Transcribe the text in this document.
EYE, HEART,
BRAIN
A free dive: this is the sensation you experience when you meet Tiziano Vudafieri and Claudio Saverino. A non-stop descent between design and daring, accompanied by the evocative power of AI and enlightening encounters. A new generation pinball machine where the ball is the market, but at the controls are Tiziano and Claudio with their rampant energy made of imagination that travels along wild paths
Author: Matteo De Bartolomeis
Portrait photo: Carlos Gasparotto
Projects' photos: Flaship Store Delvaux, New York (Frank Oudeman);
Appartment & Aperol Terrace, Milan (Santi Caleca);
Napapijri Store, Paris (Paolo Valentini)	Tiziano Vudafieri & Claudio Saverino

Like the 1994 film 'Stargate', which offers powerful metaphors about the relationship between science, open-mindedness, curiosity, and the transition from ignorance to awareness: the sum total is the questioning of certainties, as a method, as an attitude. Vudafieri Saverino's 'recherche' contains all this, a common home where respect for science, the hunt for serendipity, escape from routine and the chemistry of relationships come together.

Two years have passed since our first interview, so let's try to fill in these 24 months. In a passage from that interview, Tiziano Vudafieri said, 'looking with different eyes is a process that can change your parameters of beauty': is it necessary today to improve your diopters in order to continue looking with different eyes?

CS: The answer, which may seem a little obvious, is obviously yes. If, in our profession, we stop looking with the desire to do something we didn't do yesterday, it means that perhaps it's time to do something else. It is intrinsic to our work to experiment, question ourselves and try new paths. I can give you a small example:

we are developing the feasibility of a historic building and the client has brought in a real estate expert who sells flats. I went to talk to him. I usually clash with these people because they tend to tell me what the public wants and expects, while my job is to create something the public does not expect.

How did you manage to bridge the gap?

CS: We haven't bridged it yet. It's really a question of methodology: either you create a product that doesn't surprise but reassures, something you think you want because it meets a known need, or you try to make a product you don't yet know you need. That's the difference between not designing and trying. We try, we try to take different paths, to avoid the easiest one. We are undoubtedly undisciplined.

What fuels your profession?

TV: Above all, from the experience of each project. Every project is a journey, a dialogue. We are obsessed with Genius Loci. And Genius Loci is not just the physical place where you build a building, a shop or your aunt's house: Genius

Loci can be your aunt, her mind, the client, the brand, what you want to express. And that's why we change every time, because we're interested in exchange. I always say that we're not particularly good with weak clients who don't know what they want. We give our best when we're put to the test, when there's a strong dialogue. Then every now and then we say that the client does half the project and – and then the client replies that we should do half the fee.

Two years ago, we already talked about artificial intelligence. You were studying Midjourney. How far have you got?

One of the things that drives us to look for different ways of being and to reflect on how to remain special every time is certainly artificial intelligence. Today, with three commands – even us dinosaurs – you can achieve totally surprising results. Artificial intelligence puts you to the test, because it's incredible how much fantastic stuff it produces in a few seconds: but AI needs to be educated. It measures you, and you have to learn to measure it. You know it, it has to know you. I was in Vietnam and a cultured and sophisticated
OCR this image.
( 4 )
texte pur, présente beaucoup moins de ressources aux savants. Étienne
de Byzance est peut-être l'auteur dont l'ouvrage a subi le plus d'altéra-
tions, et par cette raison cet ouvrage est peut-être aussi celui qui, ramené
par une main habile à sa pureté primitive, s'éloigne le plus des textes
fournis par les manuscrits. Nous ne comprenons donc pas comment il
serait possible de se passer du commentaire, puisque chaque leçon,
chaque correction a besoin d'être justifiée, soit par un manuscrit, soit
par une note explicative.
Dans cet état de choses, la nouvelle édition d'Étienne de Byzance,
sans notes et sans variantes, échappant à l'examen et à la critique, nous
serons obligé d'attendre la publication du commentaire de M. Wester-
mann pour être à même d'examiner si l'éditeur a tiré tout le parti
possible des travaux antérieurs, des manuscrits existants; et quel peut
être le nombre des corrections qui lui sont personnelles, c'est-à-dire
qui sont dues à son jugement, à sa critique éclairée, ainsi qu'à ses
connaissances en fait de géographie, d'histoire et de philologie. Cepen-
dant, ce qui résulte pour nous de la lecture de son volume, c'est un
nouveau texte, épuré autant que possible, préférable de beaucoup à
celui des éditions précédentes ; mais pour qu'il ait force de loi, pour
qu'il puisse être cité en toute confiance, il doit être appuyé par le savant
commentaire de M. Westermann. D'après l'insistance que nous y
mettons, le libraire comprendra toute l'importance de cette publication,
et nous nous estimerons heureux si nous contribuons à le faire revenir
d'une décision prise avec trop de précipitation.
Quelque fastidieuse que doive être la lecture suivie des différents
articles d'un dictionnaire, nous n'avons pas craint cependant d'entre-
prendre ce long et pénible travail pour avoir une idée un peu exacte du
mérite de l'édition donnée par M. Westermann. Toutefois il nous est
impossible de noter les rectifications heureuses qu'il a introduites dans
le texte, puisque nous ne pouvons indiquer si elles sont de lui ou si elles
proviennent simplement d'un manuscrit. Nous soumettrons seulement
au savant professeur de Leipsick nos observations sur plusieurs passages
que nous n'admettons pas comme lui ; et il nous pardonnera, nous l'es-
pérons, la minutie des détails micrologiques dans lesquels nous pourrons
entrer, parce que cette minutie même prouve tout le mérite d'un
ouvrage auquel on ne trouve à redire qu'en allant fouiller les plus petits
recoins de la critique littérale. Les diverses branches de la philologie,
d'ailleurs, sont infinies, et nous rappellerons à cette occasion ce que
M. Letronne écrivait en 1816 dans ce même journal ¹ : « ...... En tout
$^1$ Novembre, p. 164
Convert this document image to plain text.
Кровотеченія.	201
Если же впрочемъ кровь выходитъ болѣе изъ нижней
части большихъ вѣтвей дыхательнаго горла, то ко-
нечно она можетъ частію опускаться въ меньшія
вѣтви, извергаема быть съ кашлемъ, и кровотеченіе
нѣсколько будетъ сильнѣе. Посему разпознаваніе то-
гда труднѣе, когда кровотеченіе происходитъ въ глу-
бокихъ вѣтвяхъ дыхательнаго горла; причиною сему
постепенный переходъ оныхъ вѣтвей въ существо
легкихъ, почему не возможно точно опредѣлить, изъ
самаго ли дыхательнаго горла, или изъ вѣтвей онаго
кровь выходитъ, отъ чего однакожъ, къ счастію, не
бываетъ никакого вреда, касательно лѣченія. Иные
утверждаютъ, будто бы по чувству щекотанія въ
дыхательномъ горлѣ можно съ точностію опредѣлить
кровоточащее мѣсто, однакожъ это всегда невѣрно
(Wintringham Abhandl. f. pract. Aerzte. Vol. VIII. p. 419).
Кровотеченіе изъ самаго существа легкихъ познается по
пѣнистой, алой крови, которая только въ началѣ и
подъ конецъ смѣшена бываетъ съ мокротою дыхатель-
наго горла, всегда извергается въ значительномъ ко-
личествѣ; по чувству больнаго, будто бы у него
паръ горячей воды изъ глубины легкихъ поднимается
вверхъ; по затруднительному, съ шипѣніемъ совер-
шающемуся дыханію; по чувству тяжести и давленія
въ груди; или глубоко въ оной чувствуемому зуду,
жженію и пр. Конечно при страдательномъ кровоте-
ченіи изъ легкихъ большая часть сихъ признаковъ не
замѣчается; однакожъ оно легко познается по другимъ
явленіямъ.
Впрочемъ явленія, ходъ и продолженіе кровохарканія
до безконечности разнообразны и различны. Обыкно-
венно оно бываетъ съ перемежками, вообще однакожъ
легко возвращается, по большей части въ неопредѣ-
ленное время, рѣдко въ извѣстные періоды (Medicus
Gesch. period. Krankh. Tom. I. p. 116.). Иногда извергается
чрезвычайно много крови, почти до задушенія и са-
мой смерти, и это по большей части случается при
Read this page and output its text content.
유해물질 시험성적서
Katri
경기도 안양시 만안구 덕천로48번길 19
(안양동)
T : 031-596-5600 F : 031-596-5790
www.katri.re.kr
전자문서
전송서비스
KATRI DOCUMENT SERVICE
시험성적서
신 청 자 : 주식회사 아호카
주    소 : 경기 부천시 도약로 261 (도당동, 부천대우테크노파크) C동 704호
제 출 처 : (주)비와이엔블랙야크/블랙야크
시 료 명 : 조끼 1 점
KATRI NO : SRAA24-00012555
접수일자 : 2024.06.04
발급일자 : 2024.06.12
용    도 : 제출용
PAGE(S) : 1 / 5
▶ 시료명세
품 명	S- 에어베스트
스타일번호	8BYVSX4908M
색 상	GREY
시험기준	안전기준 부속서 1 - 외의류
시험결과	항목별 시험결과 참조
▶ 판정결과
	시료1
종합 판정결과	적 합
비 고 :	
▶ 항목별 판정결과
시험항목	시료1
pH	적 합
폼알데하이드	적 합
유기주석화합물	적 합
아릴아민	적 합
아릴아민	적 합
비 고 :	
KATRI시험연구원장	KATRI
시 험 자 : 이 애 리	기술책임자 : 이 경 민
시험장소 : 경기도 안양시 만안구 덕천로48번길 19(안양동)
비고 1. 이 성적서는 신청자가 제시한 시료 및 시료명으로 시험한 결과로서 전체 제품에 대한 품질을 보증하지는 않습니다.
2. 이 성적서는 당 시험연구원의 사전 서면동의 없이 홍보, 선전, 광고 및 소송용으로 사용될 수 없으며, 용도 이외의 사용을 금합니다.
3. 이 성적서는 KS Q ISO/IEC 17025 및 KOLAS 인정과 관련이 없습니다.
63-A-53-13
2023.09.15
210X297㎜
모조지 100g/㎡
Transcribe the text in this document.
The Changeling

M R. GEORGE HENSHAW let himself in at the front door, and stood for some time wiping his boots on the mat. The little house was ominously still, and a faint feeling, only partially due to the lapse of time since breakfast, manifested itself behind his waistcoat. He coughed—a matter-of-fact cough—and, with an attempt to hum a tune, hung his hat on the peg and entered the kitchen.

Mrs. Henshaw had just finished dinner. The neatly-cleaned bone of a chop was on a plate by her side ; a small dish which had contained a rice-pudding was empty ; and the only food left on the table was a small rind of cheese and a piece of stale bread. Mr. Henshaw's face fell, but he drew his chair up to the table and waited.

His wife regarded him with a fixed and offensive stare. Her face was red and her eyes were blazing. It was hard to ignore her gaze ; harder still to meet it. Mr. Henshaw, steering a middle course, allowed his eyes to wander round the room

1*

The request: Provide only the count of lines in the data above that include the string "ouvrage".

Full response: 3